[Records from a collection]
———
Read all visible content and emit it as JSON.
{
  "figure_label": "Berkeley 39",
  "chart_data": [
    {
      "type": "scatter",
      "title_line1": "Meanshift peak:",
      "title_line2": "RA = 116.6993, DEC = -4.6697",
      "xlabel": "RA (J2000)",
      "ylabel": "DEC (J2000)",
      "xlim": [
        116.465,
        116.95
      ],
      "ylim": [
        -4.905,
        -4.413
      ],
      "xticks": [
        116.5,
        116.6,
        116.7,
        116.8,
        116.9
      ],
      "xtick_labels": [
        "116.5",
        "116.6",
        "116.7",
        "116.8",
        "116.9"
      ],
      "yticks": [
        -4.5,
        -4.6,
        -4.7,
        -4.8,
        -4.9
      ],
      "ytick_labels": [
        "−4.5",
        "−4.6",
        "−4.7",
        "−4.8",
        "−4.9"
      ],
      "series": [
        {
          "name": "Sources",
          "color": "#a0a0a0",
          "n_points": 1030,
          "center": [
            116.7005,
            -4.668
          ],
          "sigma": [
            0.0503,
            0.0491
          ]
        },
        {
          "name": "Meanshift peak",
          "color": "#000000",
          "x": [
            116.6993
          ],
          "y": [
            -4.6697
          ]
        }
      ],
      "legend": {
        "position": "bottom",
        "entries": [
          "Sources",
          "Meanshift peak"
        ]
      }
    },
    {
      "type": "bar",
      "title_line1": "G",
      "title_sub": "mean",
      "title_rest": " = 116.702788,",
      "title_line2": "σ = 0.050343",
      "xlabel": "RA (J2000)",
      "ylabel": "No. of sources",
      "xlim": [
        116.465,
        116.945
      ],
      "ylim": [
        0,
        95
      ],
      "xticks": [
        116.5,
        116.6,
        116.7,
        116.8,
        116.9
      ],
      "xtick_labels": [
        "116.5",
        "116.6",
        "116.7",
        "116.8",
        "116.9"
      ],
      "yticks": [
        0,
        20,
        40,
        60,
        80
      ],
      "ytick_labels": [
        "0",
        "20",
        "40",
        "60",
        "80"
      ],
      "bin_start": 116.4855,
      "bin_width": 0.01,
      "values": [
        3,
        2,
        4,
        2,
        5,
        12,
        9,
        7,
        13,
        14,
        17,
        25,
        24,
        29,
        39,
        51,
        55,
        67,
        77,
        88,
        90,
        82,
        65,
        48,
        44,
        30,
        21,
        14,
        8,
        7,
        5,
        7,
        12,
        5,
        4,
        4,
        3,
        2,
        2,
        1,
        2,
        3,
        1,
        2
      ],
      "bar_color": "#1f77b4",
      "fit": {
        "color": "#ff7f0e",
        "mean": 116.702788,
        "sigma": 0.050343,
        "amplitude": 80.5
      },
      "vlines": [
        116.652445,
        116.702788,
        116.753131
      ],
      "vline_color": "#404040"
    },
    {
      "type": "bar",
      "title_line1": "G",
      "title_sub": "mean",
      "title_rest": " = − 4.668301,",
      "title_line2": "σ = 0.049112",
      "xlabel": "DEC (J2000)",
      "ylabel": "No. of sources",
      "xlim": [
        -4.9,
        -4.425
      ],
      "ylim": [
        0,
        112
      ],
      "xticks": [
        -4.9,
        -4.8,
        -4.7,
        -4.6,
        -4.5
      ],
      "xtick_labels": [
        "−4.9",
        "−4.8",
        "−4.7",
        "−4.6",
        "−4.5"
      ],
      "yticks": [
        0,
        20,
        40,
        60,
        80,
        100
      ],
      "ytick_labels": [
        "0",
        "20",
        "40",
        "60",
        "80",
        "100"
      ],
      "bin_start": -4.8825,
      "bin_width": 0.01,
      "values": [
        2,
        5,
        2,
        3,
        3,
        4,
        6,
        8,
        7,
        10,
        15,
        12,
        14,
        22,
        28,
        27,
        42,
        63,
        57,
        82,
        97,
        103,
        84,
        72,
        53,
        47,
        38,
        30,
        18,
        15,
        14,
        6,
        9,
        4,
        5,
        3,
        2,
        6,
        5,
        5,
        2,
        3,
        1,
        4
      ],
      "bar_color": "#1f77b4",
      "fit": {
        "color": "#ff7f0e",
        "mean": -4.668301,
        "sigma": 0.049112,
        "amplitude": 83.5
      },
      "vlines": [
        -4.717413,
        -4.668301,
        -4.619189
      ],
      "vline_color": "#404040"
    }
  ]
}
———
[TASK GOAL]:
Your task is to reproduce the whole listing exactly.

[COMPLETED EXERCISE]:
Read all visible content and emit it as JSON.
{
  "figure_label": "Berkeley 39",
  "chart_data": [
    {
      "type": "scatter",
      "title_line1": "Meanshift peak:",
      "title_line2": "RA = 116.6993, DEC = -4.6697",
      "xlabel": "RA (J2000)",
      "ylabel": "DEC (J2000)",
      "xlim": [
        116.465,
        116.95
      ],
      "ylim": [
        -4.905,
        -4.413
      ],
      "xticks": [
        116.5,
        116.6,
        116.7,
        116.8,
        116.9
      ],
      "xtick_labels": [
        "116.5",
        "116.6",
        "116.7",
        "116.8",
        "116.9"
      ],
      "yticks": [
        -4.5,
        -4.6,
        -4.7,
        -4.8,
        -4.9
      ],
      "ytick_labels": [
        "−4.5",
        "−4.6",
        "−4.7",
        "−4.8",
        "−4.9"
      ],
      "series": [
        {
          "name": "Sources",
          "color": "#a0a0a0",
          "n_points": 1030,
          "center": [
            116.7005,
            -4.668
          ],
          "sigma": [
            0.0503,
            0.0491
          ]
        },
        {
          "name": "Meanshift peak",
          "color": "#000000",
          "x": [
            116.6993
          ],
          "y": [
            -4.6697
          ]
        }
      ],
      "legend": {
        "position": "bottom",
        "entries": [
          "Sources",
          "Meanshift peak"
        ]
      }
    },
    {
      "type": "bar",
      "title_line1": "G",
      "title_sub": "mean",
      "title_rest": " = 116.702788,",
      "title_line2": "σ = 0.050343",
      "xlabel": "RA (J2000)",
      "ylabel": "No. of sources",
      "xlim": [
        116.465,
        116.945
      ],
      "ylim": [
        0,
        95
      ],
      "xticks": [
        116.5,
        116.6,
        116.7,
        116.8,
        116.9
      ],
      "xtick_labels": [
        "116.5",
        "116.6",
        "116.7",
        "116.8",
        "116.9"
      ],
      "yticks": [
        0,
        20,
        40,
        60,
        80
      ],
      "ytick_labels": [
        "0",
        "20",
        "40",
        "60",
        "80"
      ],
      "bin_start": 116.4855,
      "bin_width": 0.01,
      "values": [
        3,
        2,
        4,
        2,
        5,
        12,
        9,
        7,
        13,
        14,
        17,
        25,
        24,
        29,
        39,
        51,
        55,
        67,
        77,
        88,
        90,
        82,
        65,
        48,
        44,
        30,
        21,
        14,
        8,
        7,
        5,
        7,
        12,
        5,
        4,
        4,
        3,
        2,
        2,
        1,
        2,
        3,
        1,
        2
      ],
      "bar_color": "#1f77b4",
      "fit": {
        "color": "#ff7f0e",
        "mean": 116.702788,
        "sigma": 0.050343,
        "amplitude": 80.5
      },
      "vlines": [
        116.652445,
        116.702788,
        116.753131
      ],
      "vline_color": "#404040"
    },
    {
      "type": "bar",
      "title_line1": "G",
      "title_sub": "mean",
      "title_rest": " = − 4.668301,",
      "title_line2": "σ = 0.049112",
      "xlabel": "DEC (J2000)",
      "ylabel": "No. of sources",
      "xlim": [
        -4.9,
        -4.425
      ],
      "ylim": [
        0,
        112
      ],
      "xticks": [
        -4.9,
        -4.8,
        -4.7,
        -4.6,
        -4.5
      ],
      "xtick_labels": [
        "−4.9",
        "−4.8",
        "−4.7",
        "−4.6",
        "−4.5"
      ],
      "yticks": [
        0,
        20,
        40,
        60,
        80,
        100
      ],
      "ytick_labels": [
        "0",
        "20",
        "40",
        "60",
        "80",
        "100"
      ],
      "bin_start": -4.8825,
      "bin_width": 0.01,
      "values": [
        2,
        5,
        2,
        3,
        3,
        4,
        6,
        8,
        7,
        10,
        15,
        12,
        14,
        22,
        28,
        27,
        42,
        63,
        57,
        82,
        97,
        103,
        84,
        72,
        53,
        47,
        38,
        30,
        18,
        15,
        14,
        6,
        9,
        4,
        5,
        3,
        2,
        6,
        5,
        5,
        2,
        3,
        1,
        4
      ],
      "bar_color": "#1f77b4",
      "fit": {
        "color": "#ff7f0e",
        "mean": -4.668301,
        "sigma": 0.049112,
        "amplitude": 83.5
      },
      "vlines": [
        -4.717413,
        -4.668301,
        -4.619189
      ],
      "vline_color": "#404040"
    }
  ]
}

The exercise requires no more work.